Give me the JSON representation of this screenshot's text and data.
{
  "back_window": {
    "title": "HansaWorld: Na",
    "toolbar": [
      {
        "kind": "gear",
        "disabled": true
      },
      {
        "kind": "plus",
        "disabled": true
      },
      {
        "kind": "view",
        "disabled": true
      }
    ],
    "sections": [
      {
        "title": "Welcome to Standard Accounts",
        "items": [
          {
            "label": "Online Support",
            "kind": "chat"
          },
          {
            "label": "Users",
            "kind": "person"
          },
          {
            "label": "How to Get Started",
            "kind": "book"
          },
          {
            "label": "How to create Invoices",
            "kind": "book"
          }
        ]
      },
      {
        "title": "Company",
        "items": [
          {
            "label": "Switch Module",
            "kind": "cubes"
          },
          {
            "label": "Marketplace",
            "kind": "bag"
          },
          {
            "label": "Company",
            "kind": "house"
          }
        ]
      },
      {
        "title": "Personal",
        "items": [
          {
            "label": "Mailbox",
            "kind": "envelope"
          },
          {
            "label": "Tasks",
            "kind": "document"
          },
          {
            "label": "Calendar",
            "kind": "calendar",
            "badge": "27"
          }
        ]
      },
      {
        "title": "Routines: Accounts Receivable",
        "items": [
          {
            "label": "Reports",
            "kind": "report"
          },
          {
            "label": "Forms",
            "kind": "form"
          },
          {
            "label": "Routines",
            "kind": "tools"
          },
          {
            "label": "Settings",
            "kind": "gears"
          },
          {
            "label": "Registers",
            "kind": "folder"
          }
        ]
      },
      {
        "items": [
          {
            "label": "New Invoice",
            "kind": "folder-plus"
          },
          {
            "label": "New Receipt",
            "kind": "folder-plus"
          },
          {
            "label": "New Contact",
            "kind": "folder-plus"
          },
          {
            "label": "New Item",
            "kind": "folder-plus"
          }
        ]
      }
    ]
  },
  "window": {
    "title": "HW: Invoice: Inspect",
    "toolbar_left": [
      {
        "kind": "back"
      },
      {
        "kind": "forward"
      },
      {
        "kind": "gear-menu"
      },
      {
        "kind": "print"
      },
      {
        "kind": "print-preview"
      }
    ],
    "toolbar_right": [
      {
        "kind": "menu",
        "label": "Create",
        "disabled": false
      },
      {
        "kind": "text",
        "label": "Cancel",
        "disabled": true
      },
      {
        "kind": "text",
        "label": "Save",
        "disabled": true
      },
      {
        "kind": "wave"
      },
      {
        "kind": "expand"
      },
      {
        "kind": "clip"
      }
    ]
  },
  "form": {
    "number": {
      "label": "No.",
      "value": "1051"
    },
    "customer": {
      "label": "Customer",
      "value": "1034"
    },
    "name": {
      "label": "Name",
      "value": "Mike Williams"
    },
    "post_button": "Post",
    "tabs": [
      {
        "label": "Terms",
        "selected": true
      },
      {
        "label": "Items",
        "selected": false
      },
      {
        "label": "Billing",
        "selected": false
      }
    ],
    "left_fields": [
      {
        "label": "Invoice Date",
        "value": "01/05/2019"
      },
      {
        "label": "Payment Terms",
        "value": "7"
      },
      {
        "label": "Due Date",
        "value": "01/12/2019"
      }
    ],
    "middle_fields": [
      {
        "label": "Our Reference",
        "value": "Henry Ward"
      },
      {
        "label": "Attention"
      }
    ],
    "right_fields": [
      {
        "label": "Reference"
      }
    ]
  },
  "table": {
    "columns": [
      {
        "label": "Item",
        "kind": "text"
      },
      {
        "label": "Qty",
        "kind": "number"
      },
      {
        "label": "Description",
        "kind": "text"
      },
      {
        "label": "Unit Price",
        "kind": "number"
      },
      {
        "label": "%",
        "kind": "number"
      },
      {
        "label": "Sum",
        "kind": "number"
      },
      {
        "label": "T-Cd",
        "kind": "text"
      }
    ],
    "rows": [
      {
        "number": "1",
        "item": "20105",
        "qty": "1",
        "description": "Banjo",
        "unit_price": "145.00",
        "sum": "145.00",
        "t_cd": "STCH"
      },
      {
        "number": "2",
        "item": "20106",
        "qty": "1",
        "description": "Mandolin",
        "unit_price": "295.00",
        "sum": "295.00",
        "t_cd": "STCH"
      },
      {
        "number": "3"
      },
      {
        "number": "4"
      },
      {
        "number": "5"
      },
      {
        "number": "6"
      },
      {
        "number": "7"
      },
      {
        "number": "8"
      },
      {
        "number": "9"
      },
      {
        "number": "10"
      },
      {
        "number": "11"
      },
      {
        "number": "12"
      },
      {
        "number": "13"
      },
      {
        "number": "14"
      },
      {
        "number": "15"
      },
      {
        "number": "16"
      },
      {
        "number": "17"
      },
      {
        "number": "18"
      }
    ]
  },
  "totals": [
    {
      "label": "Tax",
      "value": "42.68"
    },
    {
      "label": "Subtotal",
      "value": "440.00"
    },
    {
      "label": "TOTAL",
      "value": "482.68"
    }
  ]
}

^^^^^^^^

▶ Exercise prompt
Your task is to retype all of the records exactly.

▶ The reply
Give me the JSON representation of this screenshot's text and data.
{
  "back_window": {
    "title": "HansaWorld: Na",
    "toolbar": [
      {
        "kind": "gear",
        "disabled": true
      },
      {
        "kind": "plus",
        "disabled": true
      },
      {
        "kind": "view",
        "disabled": true
      }
    ],
    "sections": [
      {
        "title": "Welcome to Standard Accounts",
        "items": [
          {
            "label": "Online Support",
            "kind": "chat"
          },
          {
            "label": "Users",
            "kind": "person"
          },
          {
            "label": "How to Get Started",
            "kind": "book"
          },
          {
            "label": "How to create Invoices",
            "kind": "book"
          }
        ]
      },
      {
        "title": "Company",
        "items": [
          {
            "label": "Switch Module",
            "kind": "cubes"
          },
          {
            "label": "Marketplace",
            "kind": "bag"
          },
          {
            "label": "Company",
            "kind": "house"
          }
        ]
      },
      {
        "title": "Personal",
        "items": [
          {
            "label": "Mailbox",
            "kind": "envelope"
          },
          {
            "label": "Tasks",
            "kind": "document"
          },
          {
            "label": "Calendar",
            "kind": "calendar",
            "badge": "27"
          }
        ]
      },
      {
        "title": "Routines: Accounts Receivable",
        "items": [
          {
            "label": "Reports",
            "kind": "report"
          },
          {
            "label": "Forms",
            "kind": "form"
          },
          {
            "label": "Routines",
            "kind": "tools"
          },
          {
            "label": "Settings",
            "kind": "gears"
          },
          {
            "label": "Registers",
            "kind": "folder"
          }
        ]
      },
      {
        "items": [
          {
            "label": "New Invoice",
            "kind": "folder-plus"
          },
          {
            "label": "New Receipt",
            "kind": "folder-plus"
          },
          {
            "label": "New Contact",
            "kind": "folder-plus"
          },
          {
            "label": "New Item",
            "kind": "folder-plus"
          }
        ]
      }
    ]
  },
  "window": {
    "title": "HW: Invoice: Inspect",
    "toolbar_left": [
      {
        "kind": "back"
      },
      {
        "kind": "forward"
      },
      {
        "kind": "gear-menu"
      },
      {
        "kind": "print"
      },
      {
        "kind": "print-preview"
      }
    ],
    "toolbar_right": [
      {
        "kind": "menu",
        "label": "Create",
        "disabled": false
      },
      {
        "kind": "text",
        "label": "Cancel",
        "disabled": true
      },
      {
        "kind": "text",
        "label": "Save",
        "disabled": true
      },
      {
        "kind": "wave"
      },
      {
        "kind": "expand"
      },
      {
        "kind": "clip"
      }
    ]
  },
  "form": {
    "number": {
      "label": "No.",
      "value": "1051"
    },
    "customer": {
      "label": "Customer",
      "value": "1034"
    },
    "name": {
      "label": "Name",
      "value": "Mike Williams"
    },
    "post_button": "Post",
    "tabs": [
      {
        "label": "Terms",
        "selected": true
      },
      {
        "label": "Items",
        "selected": false
      },
      {
        "label": "Billing",
        "selected": false
      }
    ],
    "left_fields": [
      {
        "label": "Invoice Date",
        "value": "01/05/2019"
      },
      {
        "label": "Payment Terms",
        "value": "7"
      },
      {
        "label": "Due Date",
        "value": "01/12/2019"
      }
    ],
    "middle_fields": [
      {
        "label": "Our Reference",
        "value": "Henry Ward"
      },
      {
        "label": "Attention"
      }
    ],
    "right_fields": [
      {
        "label": "Reference"
      }
    ]
  },
  "table": {
    "columns": [
      {
        "label": "Item",
        "kind": "text"
      },
      {
        "label": "Qty",
        "kind": "number"
      },
      {
        "label": "Description",
        "kind": "text"
      },
      {
        "label": "Unit Price",
        "kind": "number"
      },
      {
        "label": "%",
        "kind": "number"
      },
      {
        "label": "Sum",
        "kind": "number"
      },
      {
        "label": "T-Cd",
        "kind": "text"
      }
    ],
    "rows": [
      {
        "number": "1",
        "item": "20105",
        "qty": "1",
        "description": "Banjo",
        "unit_price": "145.00",
        "sum": "145.00",
        "t_cd": "STCH"
      },
      {
        "number": "2",
        "item": "20106",
        "qty": "1",
        "description": "Mandolin",
        "unit_price": "295.00",
        "sum": "295.00",
        "t_cd": "STCH"
      },
      {
        "number": "3"
      },
      {
        "number": "4"
      },
      {
        "number": "5"
      },
      {
        "number": "6"
      },
      {
        "number": "7"
      },
      {
        "number": "8"
      },
      {
        "number": "9"
      },
      {
        "number": "10"
      },
      {
        "number": "11"
      },
      {
        "number": "12"
      },
      {
        "number": "13"
      },
      {
        "number": "14"
      },
      {
        "number": "15"
      },
      {
        "number": "16"
      },
      {
        "number": "17"
      },
      {
        "number": "18"
      }
    ]
  },
  "totals": [
    {
      "label": "Tax",
      "value": "42.68"
    },
    {
      "label": "Subtotal",
      "value": "440.00"
    },
    {
      "label": "TOTAL",
      "value": "482.68"
    }
  ]
}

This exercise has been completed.